--- Start Provided entries ---
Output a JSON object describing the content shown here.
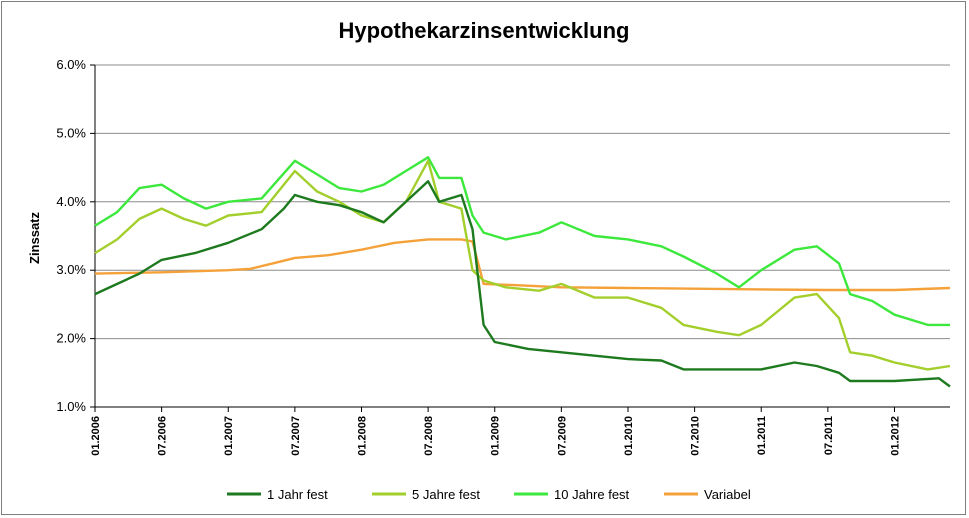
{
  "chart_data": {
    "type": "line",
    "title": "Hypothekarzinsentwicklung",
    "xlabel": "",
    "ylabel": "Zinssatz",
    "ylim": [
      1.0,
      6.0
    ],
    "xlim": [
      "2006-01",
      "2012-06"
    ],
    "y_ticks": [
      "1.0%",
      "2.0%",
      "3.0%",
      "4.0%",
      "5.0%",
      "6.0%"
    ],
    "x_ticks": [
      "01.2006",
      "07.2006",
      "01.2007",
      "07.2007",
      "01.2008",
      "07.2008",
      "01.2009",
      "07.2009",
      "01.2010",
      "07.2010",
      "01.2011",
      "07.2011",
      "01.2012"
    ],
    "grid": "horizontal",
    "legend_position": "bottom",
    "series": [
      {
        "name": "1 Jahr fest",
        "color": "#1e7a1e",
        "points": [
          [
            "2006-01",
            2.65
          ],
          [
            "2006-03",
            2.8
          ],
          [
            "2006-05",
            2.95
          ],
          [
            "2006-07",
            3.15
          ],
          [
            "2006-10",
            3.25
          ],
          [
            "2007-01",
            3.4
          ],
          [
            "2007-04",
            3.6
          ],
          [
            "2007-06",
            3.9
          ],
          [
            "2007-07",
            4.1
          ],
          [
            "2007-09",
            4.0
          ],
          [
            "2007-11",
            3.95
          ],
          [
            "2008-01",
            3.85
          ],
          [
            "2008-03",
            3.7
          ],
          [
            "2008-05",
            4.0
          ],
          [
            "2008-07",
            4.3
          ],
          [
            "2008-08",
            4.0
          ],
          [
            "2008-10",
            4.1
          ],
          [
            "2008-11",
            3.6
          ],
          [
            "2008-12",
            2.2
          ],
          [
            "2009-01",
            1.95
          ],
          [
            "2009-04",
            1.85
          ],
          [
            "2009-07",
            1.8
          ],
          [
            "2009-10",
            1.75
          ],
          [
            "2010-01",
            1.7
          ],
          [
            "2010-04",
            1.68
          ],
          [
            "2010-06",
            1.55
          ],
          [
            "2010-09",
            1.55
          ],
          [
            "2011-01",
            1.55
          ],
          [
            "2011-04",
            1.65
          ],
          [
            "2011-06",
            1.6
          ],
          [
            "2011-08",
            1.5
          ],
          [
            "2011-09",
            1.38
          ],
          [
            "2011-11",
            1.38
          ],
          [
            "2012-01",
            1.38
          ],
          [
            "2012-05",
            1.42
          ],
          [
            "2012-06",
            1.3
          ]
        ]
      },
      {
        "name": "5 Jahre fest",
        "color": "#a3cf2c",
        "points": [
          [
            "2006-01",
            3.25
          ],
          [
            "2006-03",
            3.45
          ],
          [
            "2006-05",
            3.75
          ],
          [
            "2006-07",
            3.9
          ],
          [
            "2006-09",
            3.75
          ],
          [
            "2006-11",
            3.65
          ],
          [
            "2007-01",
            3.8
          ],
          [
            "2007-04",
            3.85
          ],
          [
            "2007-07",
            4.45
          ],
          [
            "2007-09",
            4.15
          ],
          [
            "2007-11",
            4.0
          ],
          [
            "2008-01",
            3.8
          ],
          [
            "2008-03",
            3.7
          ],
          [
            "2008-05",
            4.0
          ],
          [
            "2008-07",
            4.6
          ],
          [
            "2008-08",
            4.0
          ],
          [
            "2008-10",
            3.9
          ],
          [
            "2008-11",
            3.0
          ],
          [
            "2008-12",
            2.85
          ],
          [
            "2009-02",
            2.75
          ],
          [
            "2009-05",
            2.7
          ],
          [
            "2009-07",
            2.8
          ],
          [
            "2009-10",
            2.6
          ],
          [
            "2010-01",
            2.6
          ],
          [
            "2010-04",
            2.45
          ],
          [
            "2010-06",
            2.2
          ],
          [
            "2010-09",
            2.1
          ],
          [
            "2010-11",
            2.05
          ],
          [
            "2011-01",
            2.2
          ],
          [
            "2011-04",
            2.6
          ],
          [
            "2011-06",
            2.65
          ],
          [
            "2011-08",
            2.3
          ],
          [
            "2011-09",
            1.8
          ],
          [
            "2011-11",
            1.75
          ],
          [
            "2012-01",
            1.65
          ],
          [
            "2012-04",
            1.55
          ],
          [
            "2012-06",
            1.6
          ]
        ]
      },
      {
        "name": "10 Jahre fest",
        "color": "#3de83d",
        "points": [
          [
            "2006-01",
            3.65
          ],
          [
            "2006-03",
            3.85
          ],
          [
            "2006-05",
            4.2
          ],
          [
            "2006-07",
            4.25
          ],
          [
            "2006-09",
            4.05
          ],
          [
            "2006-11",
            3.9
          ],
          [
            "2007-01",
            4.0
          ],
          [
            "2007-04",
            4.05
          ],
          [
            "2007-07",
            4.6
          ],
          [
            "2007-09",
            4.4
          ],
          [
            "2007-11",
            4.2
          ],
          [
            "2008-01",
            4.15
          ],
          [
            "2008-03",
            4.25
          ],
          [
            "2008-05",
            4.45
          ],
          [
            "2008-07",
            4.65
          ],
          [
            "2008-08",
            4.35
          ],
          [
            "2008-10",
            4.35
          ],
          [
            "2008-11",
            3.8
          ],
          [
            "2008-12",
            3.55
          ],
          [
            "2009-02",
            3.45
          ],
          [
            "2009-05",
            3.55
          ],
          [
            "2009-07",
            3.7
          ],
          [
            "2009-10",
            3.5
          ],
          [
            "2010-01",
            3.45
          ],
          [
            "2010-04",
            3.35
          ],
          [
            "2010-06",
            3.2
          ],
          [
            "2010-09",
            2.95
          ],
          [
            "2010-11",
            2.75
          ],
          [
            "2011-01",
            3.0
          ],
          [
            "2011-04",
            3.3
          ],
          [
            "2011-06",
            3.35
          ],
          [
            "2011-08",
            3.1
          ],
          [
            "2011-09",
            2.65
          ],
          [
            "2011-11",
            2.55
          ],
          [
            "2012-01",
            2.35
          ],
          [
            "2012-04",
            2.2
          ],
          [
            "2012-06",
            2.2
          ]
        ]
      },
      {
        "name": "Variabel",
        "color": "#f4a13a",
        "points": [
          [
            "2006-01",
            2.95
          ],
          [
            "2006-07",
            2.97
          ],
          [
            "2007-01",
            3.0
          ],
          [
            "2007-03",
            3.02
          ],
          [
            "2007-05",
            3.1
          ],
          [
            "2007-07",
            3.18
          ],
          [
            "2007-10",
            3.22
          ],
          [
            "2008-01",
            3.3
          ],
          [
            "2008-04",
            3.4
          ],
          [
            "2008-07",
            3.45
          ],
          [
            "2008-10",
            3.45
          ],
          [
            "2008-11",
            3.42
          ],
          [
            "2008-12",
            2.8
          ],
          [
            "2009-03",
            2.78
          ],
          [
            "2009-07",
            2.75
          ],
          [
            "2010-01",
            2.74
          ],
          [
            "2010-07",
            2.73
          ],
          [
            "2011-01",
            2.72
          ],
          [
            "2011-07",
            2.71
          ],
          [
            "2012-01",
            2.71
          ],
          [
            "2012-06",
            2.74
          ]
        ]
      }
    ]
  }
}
--- End Provided entries ---
Given task - Gather every line from the entries above where the word "color" appears, and copy them.

Solution -
        "color": "#1e7a1e",
        "color": "#a3cf2c",
        "color": "#3de83d",
        "color": "#f4a13a",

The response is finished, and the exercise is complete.